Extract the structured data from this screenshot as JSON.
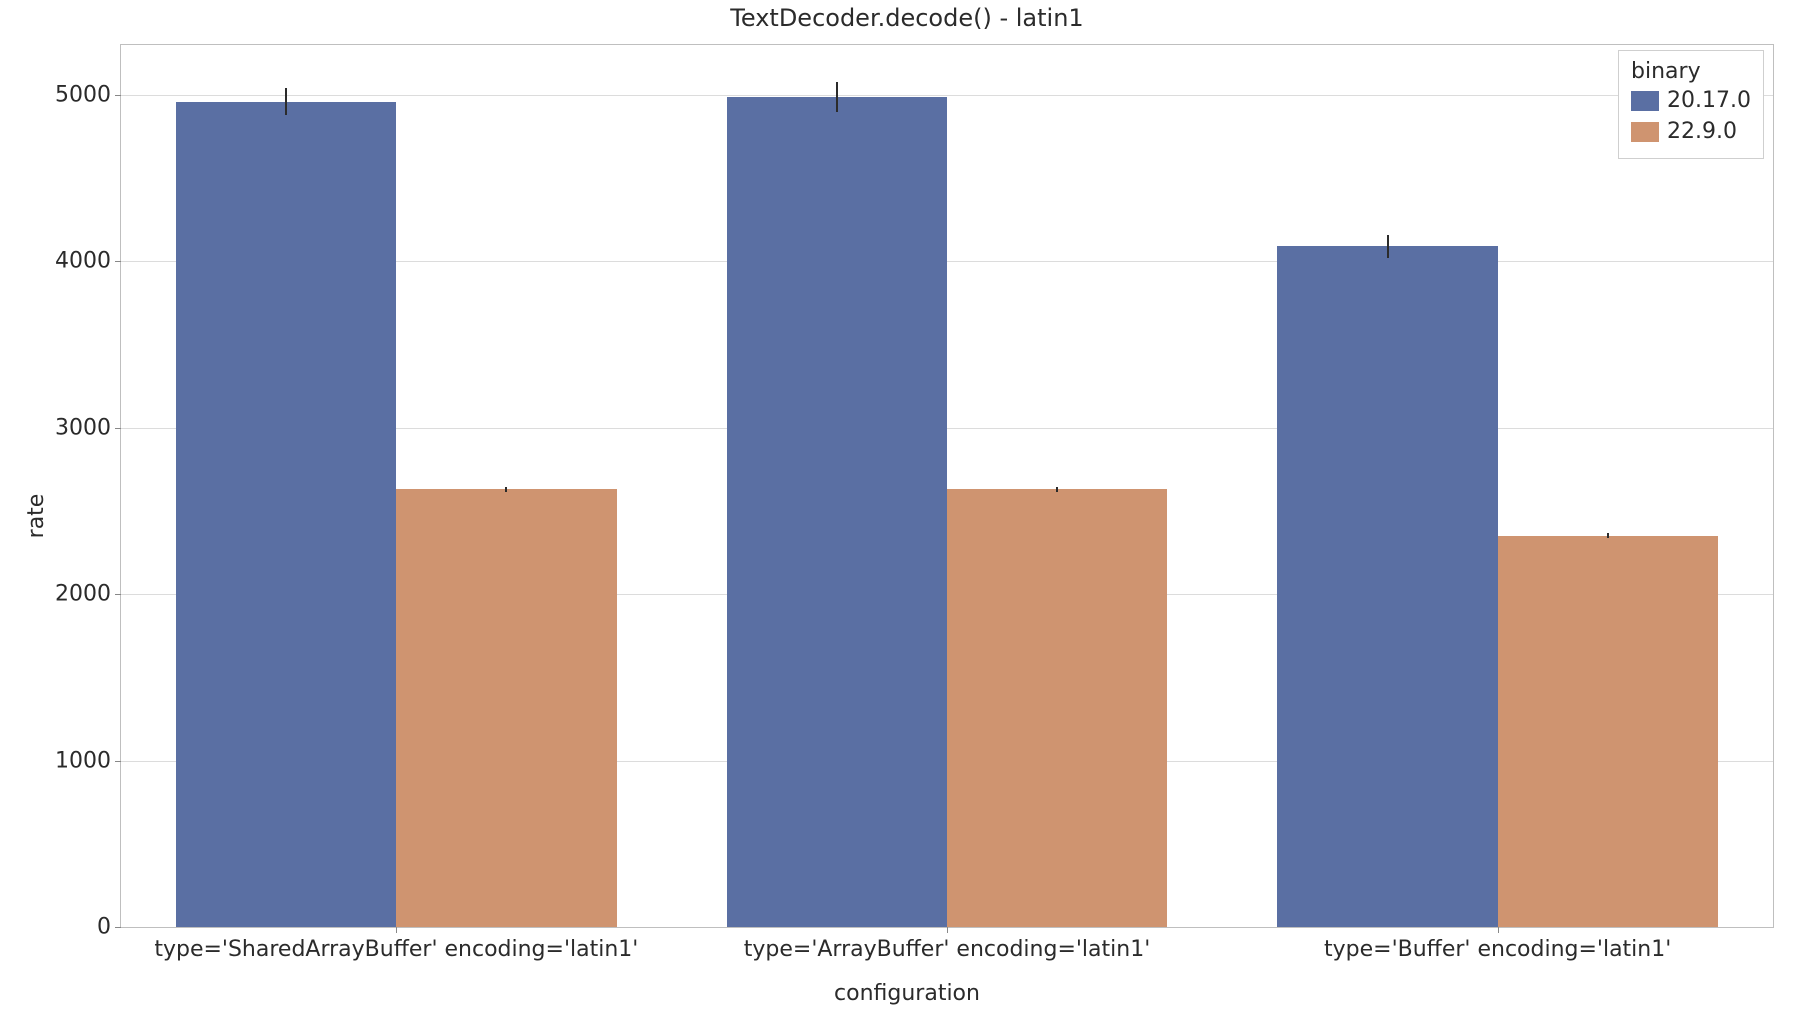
{
  "chart_data": {
    "type": "bar",
    "title": "TextDecoder.decode() - latin1",
    "xlabel": "configuration",
    "ylabel": "rate",
    "ylim": [
      0,
      5300
    ],
    "yticks": [
      0,
      1000,
      2000,
      3000,
      4000,
      5000
    ],
    "categories": [
      "type='SharedArrayBuffer' encoding='latin1'",
      "type='ArrayBuffer' encoding='latin1'",
      "type='Buffer' encoding='latin1'"
    ],
    "legend_title": "binary",
    "series": [
      {
        "name": "20.17.0",
        "color": "#5a6fa3",
        "values": [
          4960,
          4990,
          4090
        ],
        "errors": [
          80,
          90,
          70
        ]
      },
      {
        "name": "22.9.0",
        "color": "#cf9470",
        "values": [
          2630,
          2630,
          2350
        ],
        "errors": [
          15,
          15,
          15
        ]
      }
    ],
    "bar_gap_within_group": 0,
    "group_gap_ratio": 0.2
  }
}
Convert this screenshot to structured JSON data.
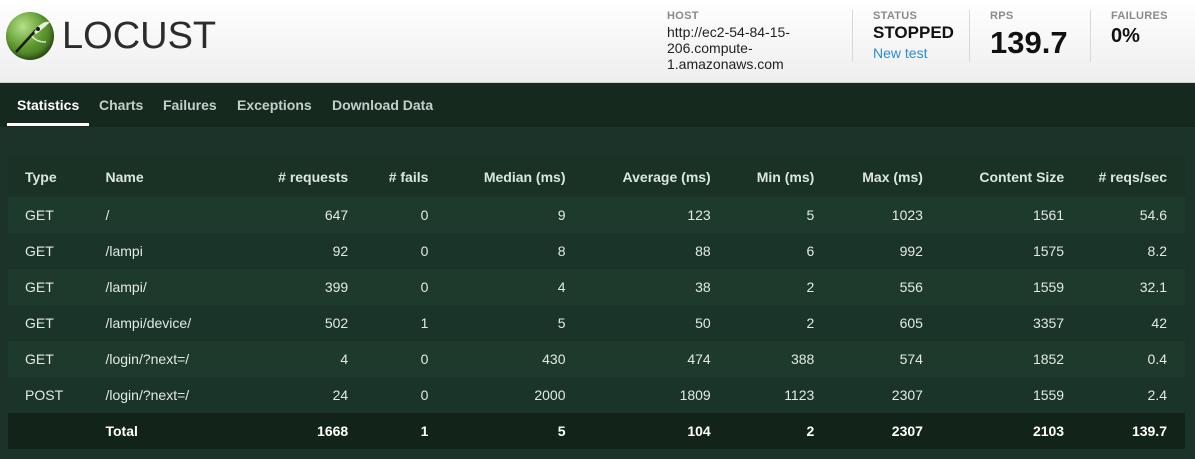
{
  "app": {
    "name": "LOCUST"
  },
  "header": {
    "host": {
      "label": "HOST",
      "lines": [
        "http://ec2-54-84-15-",
        "206.compute-",
        "1.amazonaws.com"
      ]
    },
    "status": {
      "label": "STATUS",
      "value": "STOPPED",
      "link": "New test"
    },
    "rps": {
      "label": "RPS",
      "value": "139.7"
    },
    "failures": {
      "label": "FAILURES",
      "value": "0%"
    }
  },
  "tabs": [
    {
      "label": "Statistics",
      "active": true
    },
    {
      "label": "Charts",
      "active": false
    },
    {
      "label": "Failures",
      "active": false
    },
    {
      "label": "Exceptions",
      "active": false
    },
    {
      "label": "Download Data",
      "active": false
    }
  ],
  "table": {
    "columns": [
      "Type",
      "Name",
      "# requests",
      "# fails",
      "Median (ms)",
      "Average (ms)",
      "Min (ms)",
      "Max (ms)",
      "Content Size",
      "# reqs/sec"
    ],
    "rows": [
      [
        "GET",
        "/",
        "647",
        "0",
        "9",
        "123",
        "5",
        "1023",
        "1561",
        "54.6"
      ],
      [
        "GET",
        "/lampi",
        "92",
        "0",
        "8",
        "88",
        "6",
        "992",
        "1575",
        "8.2"
      ],
      [
        "GET",
        "/lampi/",
        "399",
        "0",
        "4",
        "38",
        "2",
        "556",
        "1559",
        "32.1"
      ],
      [
        "GET",
        "/lampi/device/",
        "502",
        "1",
        "5",
        "50",
        "2",
        "605",
        "3357",
        "42"
      ],
      [
        "GET",
        "/login/?next=/",
        "4",
        "0",
        "430",
        "474",
        "388",
        "574",
        "1852",
        "0.4"
      ],
      [
        "POST",
        "/login/?next=/",
        "24",
        "0",
        "2000",
        "1809",
        "1123",
        "2307",
        "1559",
        "2.4"
      ]
    ],
    "total": [
      "",
      "Total",
      "1668",
      "1",
      "5",
      "104",
      "2",
      "2307",
      "2103",
      "139.7"
    ]
  },
  "colors": {
    "accent_link": "#2e8bd6",
    "background": "#1b3328",
    "tab_bar": "#16291f"
  }
}
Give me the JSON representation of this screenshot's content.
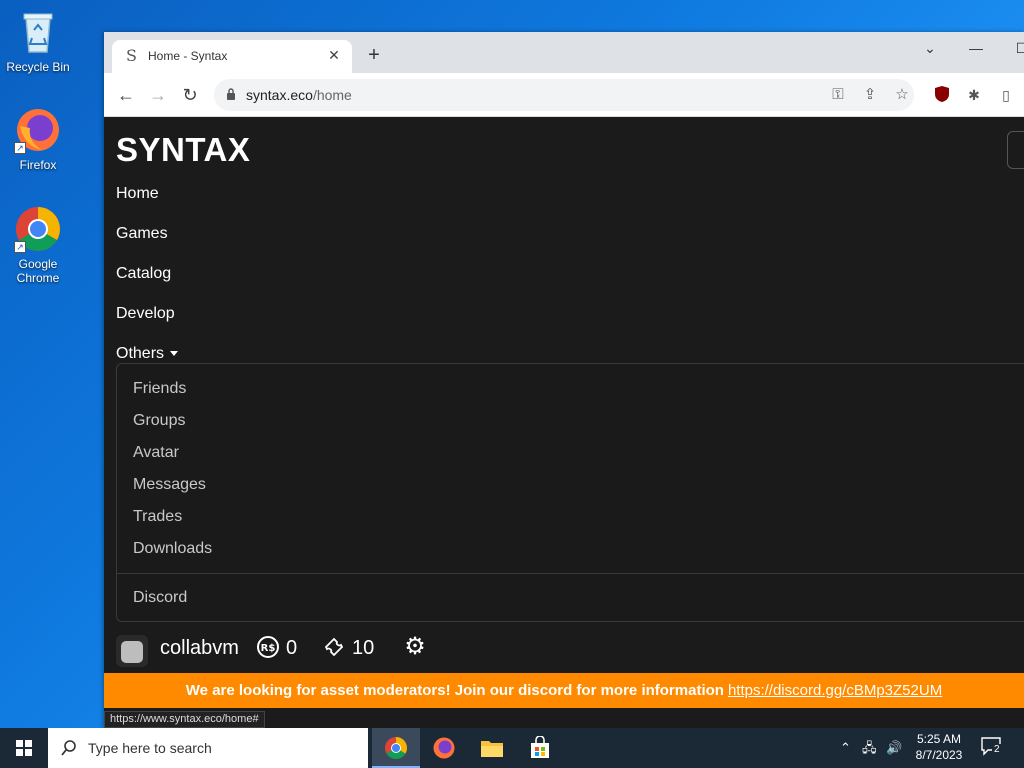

- - - - -

Transcribe the material exactly, and leave out whatever pictures it holds.

Extract the structured data from this screenshot as JSON.
{
  "chart_data": {
    "type": "bar",
    "title": "TextDecoder.decode() - latin1",
    "xlabel": "configuration",
    "ylabel": "rate",
    "ylim": [
      0,
      5300
    ],
    "yticks": [
      0,
      1000,
      2000,
      3000,
      4000,
      5000
    ],
    "categories": [
      "type='SharedArrayBuffer' encoding='latin1'",
      "type='ArrayBuffer' encoding='latin1'",
      "type='Buffer' encoding='latin1'"
    ],
    "legend_title": "binary",
    "series": [
      {
        "name": "20.17.0",
        "color": "#5a6fa3",
        "values": [
          4960,
          4990,
          4090
        ],
        "errors": [
          80,
          90,
          70
        ]
      },
      {
        "name": "22.9.0",
        "color": "#cf9470",
        "values": [
          2630,
          2630,
          2350
        ],
        "errors": [
          15,
          15,
          15
        ]
      }
    ],
    "bar_gap_within_group": 0,
    "group_gap_ratio": 0.2
  }
}
Convert this screenshot to structured JSON data.
{
  "app": {
    "name": "LOCUST"
  },
  "header": {
    "host": {
      "label": "HOST",
      "lines": [
        "http://ec2-54-84-15-",
        "206.compute-",
        "1.amazonaws.com"
      ]
    },
    "status": {
      "label": "STATUS",
      "value": "STOPPED",
      "link": "New test"
    },
    "rps": {
      "label": "RPS",
      "value": "139.7"
    },
    "failures": {
      "label": "FAILURES",
      "value": "0%"
    }
  },
  "tabs": [
    {
      "label": "Statistics",
      "active": true
    },
    {
      "label": "Charts",
      "active": false
    },
    {
      "label": "Failures",
      "active": false
    },
    {
      "label": "Exceptions",
      "active": false
    },
    {
      "label": "Download Data",
      "active": false
    }
  ],
  "table": {
    "columns": [
      "Type",
      "Name",
      "# requests",
      "# fails",
      "Median (ms)",
      "Average (ms)",
      "Min (ms)",
      "Max (ms)",
      "Content Size",
      "# reqs/sec"
    ],
    "rows": [
      [
        "GET",
        "/",
        "647",
        "0",
        "9",
        "123",
        "5",
        "1023",
        "1561",
        "54.6"
      ],
      [
        "GET",
        "/lampi",
        "92",
        "0",
        "8",
        "88",
        "6",
        "992",
        "1575",
        "8.2"
      ],
      [
        "GET",
        "/lampi/",
        "399",
        "0",
        "4",
        "38",
        "2",
        "556",
        "1559",
        "32.1"
      ],
      [
        "GET",
        "/lampi/device/",
        "502",
        "1",
        "5",
        "50",
        "2",
        "605",
        "3357",
        "42"
      ],
      [
        "GET",
        "/login/?next=/",
        "4",
        "0",
        "430",
        "474",
        "388",
        "574",
        "1852",
        "0.4"
      ],
      [
        "POST",
        "/login/?next=/",
        "24",
        "0",
        "2000",
        "1809",
        "1123",
        "2307",
        "1559",
        "2.4"
      ]
    ],
    "total": [
      "",
      "Total",
      "1668",
      "1",
      "5",
      "104",
      "2",
      "2307",
      "2103",
      "139.7"
    ]
  },
  "colors": {
    "accent_link": "#2e8bd6",
    "background": "#1b3328",
    "tab_bar": "#16291f"
  }
}
Give me the JSON representation of this screenshot's content.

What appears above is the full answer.